==== Source document ====

NEW YORK (GenomeWeb) – A Northwestern University-led team has identified a handful of new variants that appear to predispose individuals of African descent to increased risk of bleeding when taking the anticoagulant warfarin.
As they reported online today in the Journal of the American Medical Association, the researchers began with a case-control genome-wide association study involving 31 individuals who experienced warfarin-related bleeding and 184 control individuals who were treated with warfarin but did experience subsequent bleeding problems, genotyped at almost 8.2 million SNPs using the Illumina 610 Quad BeadChip at RIKEN's Center for Genomic Medicine.
In the process, the team found four suspicious SNPs in linkage disequilibrium on chromosome 6. Following a replication analysis in another 40 cases and 148 bleeding-free, warfarin-treated controls, one of the variants — rs78132896 in the promoter of the EPHA7 protein tyrosine kinase ephrin subfamily gene — showed genome-wide significant ties to bleeding risk in the African Americans assessed, based on a coagulation assay known as the international normalized ratio (INR).
"In this preliminary study involving patients of African descent taking warfarin, [four] single nucleotide polymorphisms in linkage disequilibrium on chromosome 6 were associated with an increased risk of major bleeding at an INR of less than four," corresponding author Minoli Perera, a pharmacology researcher at Northwestern, and colleagues wrote, though they cautioned that "[v]alidation of these findings in an independent prospective cohort is required."
The team's subsequent in vitro expression assays indicated that rs78132896 SNP, in the EPHA7 promoter, and a variant in linkage disequilibrium in the gene's enhancer, appeared to correspond to more pronounced EPHA7 expression.
When they incorporated the rs78132896 SNP into an existing framework known as HAS-BLED, for predicting warfarin bleeding risk based on factors such as hypertension, liver function, age, and other factors, the researchers found that that variant seemed to slightly boost the classification accuracy of that approach.
They noted that the current analysis may ultimately help to predict and prevent bleeding in warfarin-treated individuals with African-American ancestry, who appear to experience higher rates of stroke, thromboembolic disease, and warfarin treatment-related major bleeding events.
"Although single nucleotide polymorphisms associated with bleeding have been identified in populations of European ancestry, the genetic basis for hemorrhagic complications in patients of African descent has not been well studied," the authors wrote. "Identifying these variants may help physicians make safer choices in anticoagulation therapy for this understudied patient population."

====

▶ Exercise tasks
(a) In the warfarin article, on which chromosome were the four SNPs in linkage disequilibrium found?
(b) Please write out the passage of the warfarin article that starts at the words "The team's subsequent" and ends after the words "pronounced EPHA7 expression.".
(c) Render this sentence from the warfarin article in Spanish: "They noted that the current analysis may ultimately help to predict and prevent bleeding in warfarin-treated individuals with African-American ancestry, who appear to experience higher rates of stroke, thromboembolic disease, and warfarin treatment-related major bleeding events."

==== Excerpted records ====

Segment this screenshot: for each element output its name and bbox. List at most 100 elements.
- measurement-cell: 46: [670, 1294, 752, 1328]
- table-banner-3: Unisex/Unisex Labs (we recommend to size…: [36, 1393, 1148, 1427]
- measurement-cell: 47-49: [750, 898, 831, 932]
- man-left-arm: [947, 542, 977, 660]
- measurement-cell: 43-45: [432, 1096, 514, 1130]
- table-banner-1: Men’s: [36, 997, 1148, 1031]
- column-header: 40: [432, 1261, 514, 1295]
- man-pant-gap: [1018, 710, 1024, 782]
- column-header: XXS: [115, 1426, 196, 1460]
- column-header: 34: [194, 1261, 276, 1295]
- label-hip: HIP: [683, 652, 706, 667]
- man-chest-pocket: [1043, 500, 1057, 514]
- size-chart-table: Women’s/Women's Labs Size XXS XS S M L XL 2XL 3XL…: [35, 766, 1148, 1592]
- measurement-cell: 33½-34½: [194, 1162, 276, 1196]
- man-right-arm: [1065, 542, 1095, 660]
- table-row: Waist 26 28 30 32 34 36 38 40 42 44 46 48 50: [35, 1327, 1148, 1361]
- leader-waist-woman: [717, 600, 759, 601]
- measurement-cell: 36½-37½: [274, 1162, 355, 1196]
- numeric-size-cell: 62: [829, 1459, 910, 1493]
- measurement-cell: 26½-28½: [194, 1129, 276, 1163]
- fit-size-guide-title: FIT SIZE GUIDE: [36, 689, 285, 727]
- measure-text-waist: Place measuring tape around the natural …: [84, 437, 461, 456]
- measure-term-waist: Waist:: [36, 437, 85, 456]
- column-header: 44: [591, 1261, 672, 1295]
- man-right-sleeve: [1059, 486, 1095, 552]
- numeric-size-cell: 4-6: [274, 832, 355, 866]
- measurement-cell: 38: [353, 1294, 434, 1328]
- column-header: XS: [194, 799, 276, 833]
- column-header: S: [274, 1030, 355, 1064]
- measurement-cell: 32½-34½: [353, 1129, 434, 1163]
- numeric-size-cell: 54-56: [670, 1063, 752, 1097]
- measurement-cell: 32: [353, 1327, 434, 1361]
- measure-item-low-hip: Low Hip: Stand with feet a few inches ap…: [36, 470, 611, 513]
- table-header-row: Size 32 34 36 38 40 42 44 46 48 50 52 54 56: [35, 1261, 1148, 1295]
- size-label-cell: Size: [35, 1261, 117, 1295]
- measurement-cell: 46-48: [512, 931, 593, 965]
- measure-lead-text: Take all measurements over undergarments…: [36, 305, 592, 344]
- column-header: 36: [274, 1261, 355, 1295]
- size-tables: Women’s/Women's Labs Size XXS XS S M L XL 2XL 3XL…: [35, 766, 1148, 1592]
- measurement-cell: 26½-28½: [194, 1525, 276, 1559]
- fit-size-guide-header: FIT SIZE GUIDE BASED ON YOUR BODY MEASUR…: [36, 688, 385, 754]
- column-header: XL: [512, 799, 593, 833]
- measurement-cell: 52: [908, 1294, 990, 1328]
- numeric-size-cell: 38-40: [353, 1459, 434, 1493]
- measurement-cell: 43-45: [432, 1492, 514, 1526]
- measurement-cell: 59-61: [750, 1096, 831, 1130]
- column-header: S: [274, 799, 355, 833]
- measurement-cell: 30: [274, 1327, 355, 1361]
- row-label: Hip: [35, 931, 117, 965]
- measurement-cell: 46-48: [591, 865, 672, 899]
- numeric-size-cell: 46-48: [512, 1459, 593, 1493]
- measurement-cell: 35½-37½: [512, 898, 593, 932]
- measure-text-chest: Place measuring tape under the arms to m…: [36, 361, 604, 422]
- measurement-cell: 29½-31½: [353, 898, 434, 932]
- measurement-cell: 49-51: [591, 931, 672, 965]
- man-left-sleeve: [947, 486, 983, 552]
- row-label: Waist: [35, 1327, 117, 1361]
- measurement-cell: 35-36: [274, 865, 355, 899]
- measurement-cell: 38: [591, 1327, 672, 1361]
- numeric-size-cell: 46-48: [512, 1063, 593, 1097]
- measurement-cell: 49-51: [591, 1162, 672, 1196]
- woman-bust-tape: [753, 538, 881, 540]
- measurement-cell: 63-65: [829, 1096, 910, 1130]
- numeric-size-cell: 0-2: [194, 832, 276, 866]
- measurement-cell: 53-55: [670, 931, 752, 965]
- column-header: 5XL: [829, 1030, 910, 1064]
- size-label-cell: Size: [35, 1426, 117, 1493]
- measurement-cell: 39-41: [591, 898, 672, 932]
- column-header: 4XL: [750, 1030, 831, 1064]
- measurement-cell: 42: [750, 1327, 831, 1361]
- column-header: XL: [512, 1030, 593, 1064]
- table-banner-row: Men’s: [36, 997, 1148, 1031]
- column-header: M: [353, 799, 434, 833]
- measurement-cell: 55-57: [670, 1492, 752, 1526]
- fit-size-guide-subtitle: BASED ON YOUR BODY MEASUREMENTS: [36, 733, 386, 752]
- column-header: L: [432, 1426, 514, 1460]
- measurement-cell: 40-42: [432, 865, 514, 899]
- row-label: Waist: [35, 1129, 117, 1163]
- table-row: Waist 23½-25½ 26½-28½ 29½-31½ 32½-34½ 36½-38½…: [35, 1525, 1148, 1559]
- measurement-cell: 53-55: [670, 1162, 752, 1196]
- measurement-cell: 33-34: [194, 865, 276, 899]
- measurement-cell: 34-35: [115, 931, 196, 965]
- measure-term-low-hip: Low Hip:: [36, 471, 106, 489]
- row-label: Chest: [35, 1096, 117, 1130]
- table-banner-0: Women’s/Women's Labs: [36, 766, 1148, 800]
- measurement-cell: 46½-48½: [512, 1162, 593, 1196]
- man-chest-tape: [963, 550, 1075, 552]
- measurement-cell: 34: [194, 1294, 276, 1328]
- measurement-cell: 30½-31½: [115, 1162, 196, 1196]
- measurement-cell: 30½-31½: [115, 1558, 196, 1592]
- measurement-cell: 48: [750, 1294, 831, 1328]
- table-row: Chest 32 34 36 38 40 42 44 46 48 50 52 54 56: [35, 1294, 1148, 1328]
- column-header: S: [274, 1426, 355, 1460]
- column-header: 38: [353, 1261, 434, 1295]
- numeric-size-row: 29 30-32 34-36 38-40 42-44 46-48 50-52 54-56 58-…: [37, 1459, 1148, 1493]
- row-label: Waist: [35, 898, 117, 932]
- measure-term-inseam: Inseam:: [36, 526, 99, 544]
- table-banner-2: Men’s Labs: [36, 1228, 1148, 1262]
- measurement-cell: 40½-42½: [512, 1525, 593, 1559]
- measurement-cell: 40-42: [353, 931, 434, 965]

====

▶ Answers by item
(a) Chromosome 6.

(b)
The team's subsequent in vitro expression assays indicated that rs78132896 SNP, in the EPHA7 promoter, and a variant in linkage disequilibrium in the gene's enhancer, appeared to correspond to more pronounced EPHA7 expression.

(c) Señalaron que el análisis actual podría, en última instancia, ayudar a predecir y prevenir hemorragias en personas de ascendencia afroamericana tratadas con warfarina, quienes parecen presentar tasas más altas de accidente cerebrovascular, enfermedad tromboembólica y episodios hemorrágicos mayores relacionados con el tratamiento con warfarina.